## TASK REQUIREMENTS
Return each line holding the string "Список".

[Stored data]
-*-*-

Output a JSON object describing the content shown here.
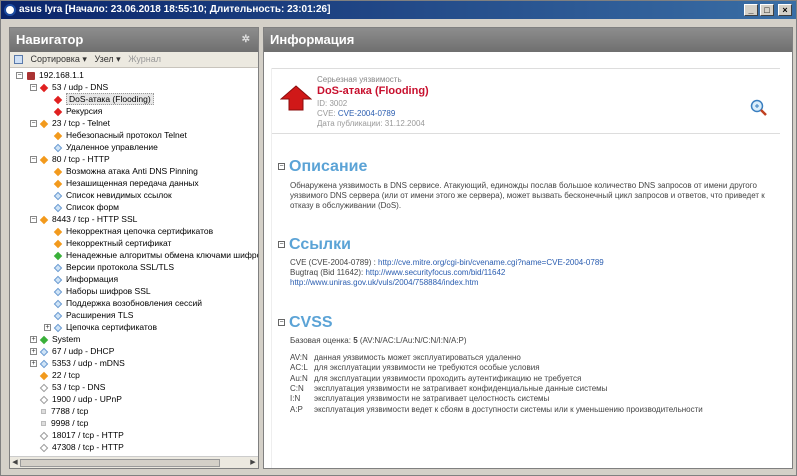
{
  "window": {
    "title": "asus lyra [Начало: 23.06.2018 18:55:10; Длительность: 23:01:26]",
    "minimize_label": "_",
    "maximize_label": "□",
    "close_label": "×"
  },
  "navigator": {
    "title": "Навигатор",
    "toolbar": {
      "sort_label": "Сортировка ▾",
      "node_label": "Узел ▾",
      "journal_label": "Журнал"
    },
    "tree": [
      {
        "label": "192.168.1.1",
        "level": 0,
        "icon": "host-icon",
        "exp": "−"
      },
      {
        "label": "53 / udp - DNS",
        "level": 1,
        "icon": "red",
        "exp": "−"
      },
      {
        "label": "DoS-атака (Flooding)",
        "level": 2,
        "icon": "red",
        "selected": true
      },
      {
        "label": "Рекурсия",
        "level": 2,
        "icon": "red"
      },
      {
        "label": "23 / tcp - Telnet",
        "level": 1,
        "icon": "org",
        "exp": "−"
      },
      {
        "label": "Небезопасный протокол Telnet",
        "level": 2,
        "icon": "org"
      },
      {
        "label": "Удаленное управление",
        "level": 2,
        "icon": "blu"
      },
      {
        "label": "80 / tcp - HTTP",
        "level": 1,
        "icon": "org",
        "exp": "−"
      },
      {
        "label": "Возможна атака Anti DNS Pinning",
        "level": 2,
        "icon": "org"
      },
      {
        "label": "Незашищенная передача данных",
        "level": 2,
        "icon": "org"
      },
      {
        "label": "Список невидимых ссылок",
        "level": 2,
        "icon": "blu"
      },
      {
        "label": "Список форм",
        "level": 2,
        "icon": "blu"
      },
      {
        "label": "8443 / tcp - HTTP SSL",
        "level": 1,
        "icon": "org",
        "exp": "−"
      },
      {
        "label": "Некорректная цепочка сертификатов",
        "level": 2,
        "icon": "org"
      },
      {
        "label": "Некорректный сертификат",
        "level": 2,
        "icon": "org"
      },
      {
        "label": "Ненадежные алгоритмы обмена ключами шифро",
        "level": 2,
        "icon": "grn"
      },
      {
        "label": "Версии протокола SSL/TLS",
        "level": 2,
        "icon": "blu"
      },
      {
        "label": "Информация",
        "level": 2,
        "icon": "blu"
      },
      {
        "label": "Наборы шифров SSL",
        "level": 2,
        "icon": "blu"
      },
      {
        "label": "Поддержка возобновления сессий",
        "level": 2,
        "icon": "blu"
      },
      {
        "label": "Расширения TLS",
        "level": 2,
        "icon": "blu"
      },
      {
        "label": "Цепочка сертификатов",
        "level": 2,
        "icon": "blu",
        "exp": "+"
      },
      {
        "label": "System",
        "level": 1,
        "icon": "grn",
        "exp": "+"
      },
      {
        "label": "67 / udp - DHCP",
        "level": 1,
        "icon": "blu",
        "exp": "+"
      },
      {
        "label": "5353 / udp - mDNS",
        "level": 1,
        "icon": "blu",
        "exp": "+"
      },
      {
        "label": "22 / tcp",
        "level": 1,
        "icon": "org"
      },
      {
        "label": "53 / tcp - DNS",
        "level": 1,
        "icon": "wht"
      },
      {
        "label": "1900 / udp - UPnP",
        "level": 1,
        "icon": "wht"
      },
      {
        "label": "7788 / tcp",
        "level": 1,
        "icon": "sq"
      },
      {
        "label": "9998 / tcp",
        "level": 1,
        "icon": "sq"
      },
      {
        "label": "18017 / tcp - HTTP",
        "level": 1,
        "icon": "wht"
      },
      {
        "label": "47308 / tcp - HTTP",
        "level": 1,
        "icon": "wht"
      }
    ]
  },
  "info": {
    "title": "Информация",
    "severity": "Серьезная уязвимость",
    "vuln_title": "DoS-атака (Flooding)",
    "id_line": "ID: 3002",
    "cve_prefix": "CVE: ",
    "cve": "CVE-2004-0789",
    "date_line": "Дата публикации: 31.12.2004",
    "description_heading": "Описание",
    "description": "Обнаружена уязвимость в DNS сервисе. Атакующий, единожды послав большое количество DNS запросов от имени другого уязвимого DNS сервера (или от имени этого же сервера), может вызвать бесконечный цикл запросов и ответов, что приведет к отказу в обслуживании (DoS).",
    "links_heading": "Ссылки",
    "link1_prefix": "CVE (CVE-2004-0789) : ",
    "link1": "http://cve.mitre.org/cgi-bin/cvename.cgi?name=CVE-2004-0789",
    "link2_prefix": "Bugtraq (Bid 11642): ",
    "link2": "http://www.securityfocus.com/bid/11642",
    "link3": "http://www.uniras.gov.uk/vuls/2004/758884/index.htm",
    "cvss_heading": "CVSS",
    "base_prefix": "Базовая оценка: ",
    "base_score": "5",
    "base_vector": " (AV:N/AC:L/Au:N/C:N/I:N/A:P)",
    "metrics": [
      {
        "k": "AV:N",
        "v": "данная уязвимость может эксплуатироваться удаленно"
      },
      {
        "k": "AC:L",
        "v": "для эксплуатации уязвимости не требуются особые условия"
      },
      {
        "k": "Au:N",
        "v": "для эксплуатации уязвимости проходить аутентификацию не требуется"
      },
      {
        "k": "C:N",
        "v": "эксплуатация уязвимости не затрагивает конфиденциальные данные системы"
      },
      {
        "k": "I:N",
        "v": "эксплуатация уязвимости не затрагивает целостность системы"
      },
      {
        "k": "A:P",
        "v": "эксплуатация уязвимости ведет к сбоям в доступности системы или к уменьшению производительности"
      }
    ]
  }
}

-*-*-

## THE RESULT
        "label": "Список невидимых ссылок",
        "label": "Список форм",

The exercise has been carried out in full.